Saved entries:
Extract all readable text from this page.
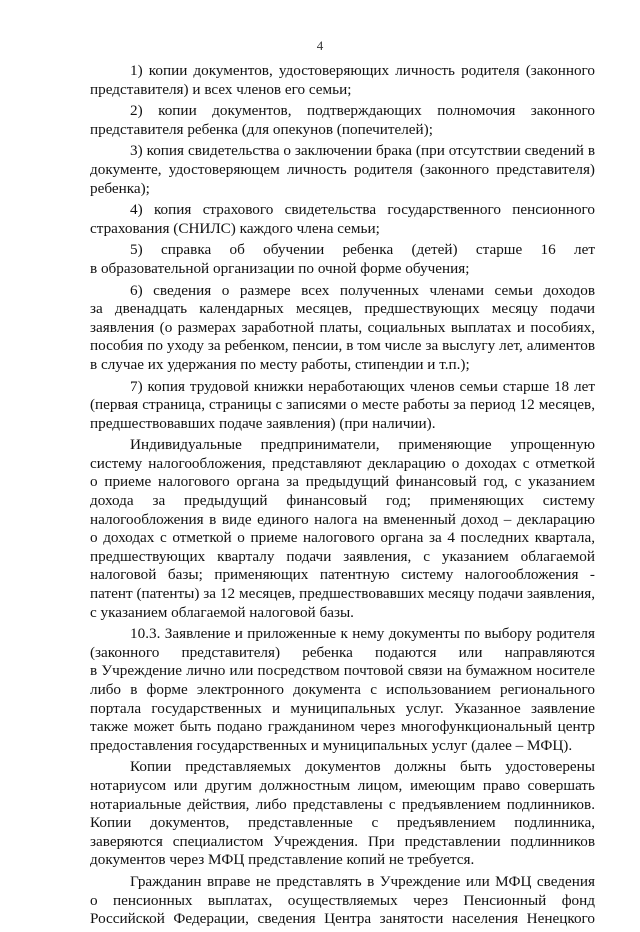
4
1) копии документов, удостоверяющих личность родителя (законного
представителя) и всех членов его семьи;
2) копии документов, подтверждающих полномочия законного
представителя ребенка (для опекунов (попечителей);
3) копия свидетельства о заключении брака (при отсутствии сведений в
документе, удостоверяющем личность родителя (законного представителя)
ребенка);
4) копия страхового свидетельства государственного пенсионного
страхования (СНИЛС) каждого члена семьи;
5) справка об обучении ребенка (детей) старше 16 лет
в образовательной организации по очной форме обучения;
6) сведения о размере всех полученных членами семьи доходов
за двенадцать календарных месяцев, предшествующих месяцу подачи
заявления (о размерах заработной платы, социальных выплатах и пособиях,
пособия по уходу за ребенком, пенсии, в том числе за выслугу лет, алиментов
в случае их удержания по месту работы, стипендии и т.п.);
7) копия трудовой книжки неработающих членов семьи старше 18 лет
(первая страница, страницы с записями о месте работы за период 12 месяцев,
предшествовавших подаче заявления) (при наличии).
Индивидуальные предприниматели, применяющие упрощенную
систему налогообложения, представляют декларацию о доходах с отметкой
о приеме налогового органа за предыдущий финансовый год, с указанием
дохода за предыдущий финансовый год; применяющих систему
налогообложения в виде единого налога на вмененный доход – декларацию
о доходах с отметкой о приеме налогового органа за 4 последних квартала,
предшествующих кварталу подачи заявления, с указанием облагаемой
налоговой базы; применяющих патентную систему налогообложения -
патент (патенты) за 12 месяцев, предшествовавших месяцу подачи заявления,
с указанием облагаемой налоговой базы.
10.3. Заявление и приложенные к нему документы по выбору родителя
(законного представителя) ребенка подаются или направляются
в Учреждение лично или посредством почтовой связи на бумажном носителе
либо в форме электронного документа с использованием регионального
портала государственных и муниципальных услуг. Указанное заявление
также может быть подано гражданином через многофункциональный центр
предоставления государственных и муниципальных услуг (далее – МФЦ).
Копии представляемых документов должны быть удостоверены
нотариусом или другим должностным лицом, имеющим право совершать
нотариальные действия, либо представлены с предъявлением подлинников.
Копии документов, представленные с предъявлением подлинника,
заверяются специалистом Учреждения. При представлении подлинников
документов через МФЦ представление копий не требуется.
Гражданин вправе не представлять в Учреждение или МФЦ сведения
о пенсионных выплатах, осуществляемых через Пенсионный фонд
Российской Федерации, сведения Центра занятости населения Ненецкого
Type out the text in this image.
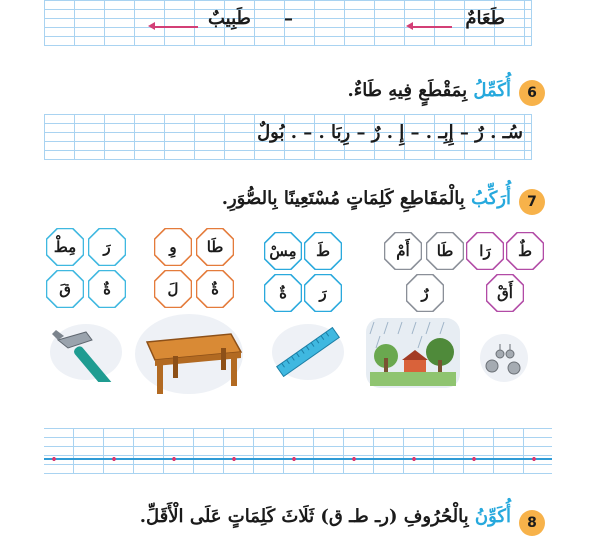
طَعَامٌ
–
طَبِيبٌ
6
أُكَمِّلُ بِمَقْطَعٍ فِيهِ طَاءٌ.
سُـ . رٌ – إِبِـ . – إِ . رٌ – رِبَا . – . بُولٌ
7
أُرَكِّبُ بِالْمَقَاطِعِ كَلِمَاتٍ مُسْتَعِينًا بِالصُّوَرِ.
طٌ
رَا
أَقْ
طَا
أَمْ
رٌ
طَ
مِسْ
رَ
ةٌ
طَا
وِ
ةٌ
لَ
رَ
مِطْ
ةٌ
قَ
8
أُكَوِّنُ بِالْحُرُوفِ (رـ طـ ق) ثَلَاثَ كَلِمَاتٍ عَلَى الْأَقَلِّ.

(PROBLEM REQUIREMENTS) Scan the records for the string "предъявлением". Copy each line in which it appears.

(TASK RESULT)
нотариальные действия, либо представлены с предъявлением подлинников.
Копии документов, представленные с предъявлением подлинника,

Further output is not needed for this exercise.